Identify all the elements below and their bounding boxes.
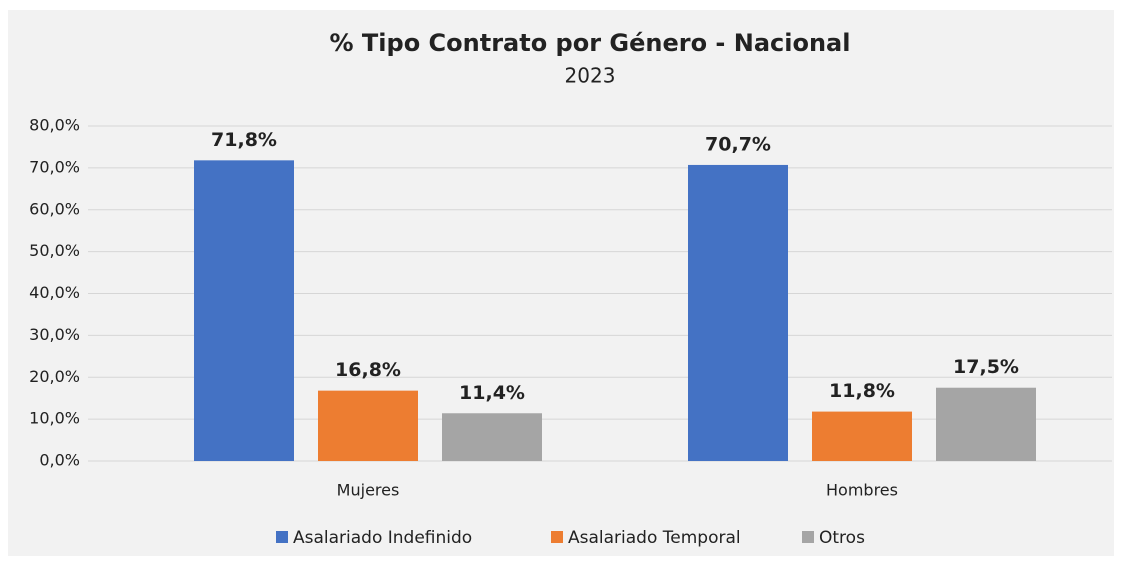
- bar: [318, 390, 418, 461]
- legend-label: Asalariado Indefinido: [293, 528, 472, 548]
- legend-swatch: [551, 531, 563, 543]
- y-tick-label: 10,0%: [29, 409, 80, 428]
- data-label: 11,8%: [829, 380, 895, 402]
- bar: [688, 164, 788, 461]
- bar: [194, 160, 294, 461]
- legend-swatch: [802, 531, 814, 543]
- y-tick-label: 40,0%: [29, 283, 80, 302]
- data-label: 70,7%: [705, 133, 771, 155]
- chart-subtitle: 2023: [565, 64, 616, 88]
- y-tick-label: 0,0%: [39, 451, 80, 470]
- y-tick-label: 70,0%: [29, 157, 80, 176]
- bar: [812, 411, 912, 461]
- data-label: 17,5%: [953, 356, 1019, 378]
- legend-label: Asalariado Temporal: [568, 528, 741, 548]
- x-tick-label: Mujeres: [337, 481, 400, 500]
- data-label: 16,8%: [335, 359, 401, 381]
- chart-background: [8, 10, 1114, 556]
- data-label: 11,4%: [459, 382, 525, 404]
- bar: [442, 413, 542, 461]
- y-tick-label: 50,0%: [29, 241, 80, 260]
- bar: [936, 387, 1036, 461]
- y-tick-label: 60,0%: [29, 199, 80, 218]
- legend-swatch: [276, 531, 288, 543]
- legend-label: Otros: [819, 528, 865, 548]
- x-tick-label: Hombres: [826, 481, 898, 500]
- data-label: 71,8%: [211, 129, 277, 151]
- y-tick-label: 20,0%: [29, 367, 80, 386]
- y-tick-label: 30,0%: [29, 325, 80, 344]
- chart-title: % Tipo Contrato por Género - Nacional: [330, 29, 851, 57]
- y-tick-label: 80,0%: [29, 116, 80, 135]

######

> Aim of the task:
Recast the material from the line containing "- bar: [318, 390, 418, 461]" through the end of the material as a Markdown table with two columns, No. and Entry, that gives each line's row number and the line itself, leaving out any blank lines.

> Task output:
| No. | Entry |
|---|---|
| 1 | - bar: [318, 390, 418, 461] |
| 2 | - legend-label: Asalariado Indefinido: [293, 528, 472, 548] |
| 3 | - legend-swatch: [551, 531, 563, 543] |
| 4 | - y-tick-label: 10,0%: [29, 409, 80, 428] |
| 5 | - data-label: 11,8%: [829, 380, 895, 402] |
| 6 | - bar: [688, 164, 788, 461] |
| 7 | - bar: [194, 160, 294, 461] |
| 8 | - legend-swatch: [802, 531, 814, 543] |
| 9 | - y-tick-label: 40,0%: [29, 283, 80, 302] |
| 10 | - data-label: 70,7%: [705, 133, 771, 155] |
| 11 | - chart-subtitle: 2023: [565, 64, 616, 88] |
| 12 | - y-tick-label: 0,0%: [39, 451, 80, 470] |
| 13 | - y-tick-label: 70,0%: [29, 157, 80, 176] |
| 14 | - bar: [812, 411, 912, 461] |
| 15 | - data-label: 17,5%: [953, 356, 1019, 378] |
| 16 | - legend-label: Asalariado Temporal: [568, 528, 741, 548] |
| 17 | - x-tick-label: Mujeres: [337, 481, 400, 500] |
| 18 | - data-label: 16,8%: [335, 359, 401, 381] |
| 19 | - chart-background: [8, 10, 1114, 556] |
| 20 | - data-label: 11,4%: [459, 382, 525, 404] |
| 21 | - bar: [442, 413, 542, 461] |
| 22 | - y-tick-label: 50,0%: [29, 241, 80, 260] |
| 23 | - bar: [936, 387, 1036, 461] |
| 24 | - y-tick-label: 60,0%: [29, 199, 80, 218] |
| 25 | - legend-swatch: [276, 531, 288, 543] |
| 26 | - legend-label: Otros: [819, 528, 865, 548] |
| 27 | - x-tick-label: Hombres: [826, 481, 898, 500] |
| 28 | - data-label: 71,8%: [211, 129, 277, 151] |
| 29 | - y-tick-label: 20,0%: [29, 367, 80, 386] |
| 30 | - y-tick-label: 30,0%: [29, 325, 80, 344] |
| 31 | - chart-title: % Tipo Contrato por Género - Nacional: [330, 29, 851, 57] |
| 32 | - y-tick-label: 80,0%: [29, 116, 80, 135] |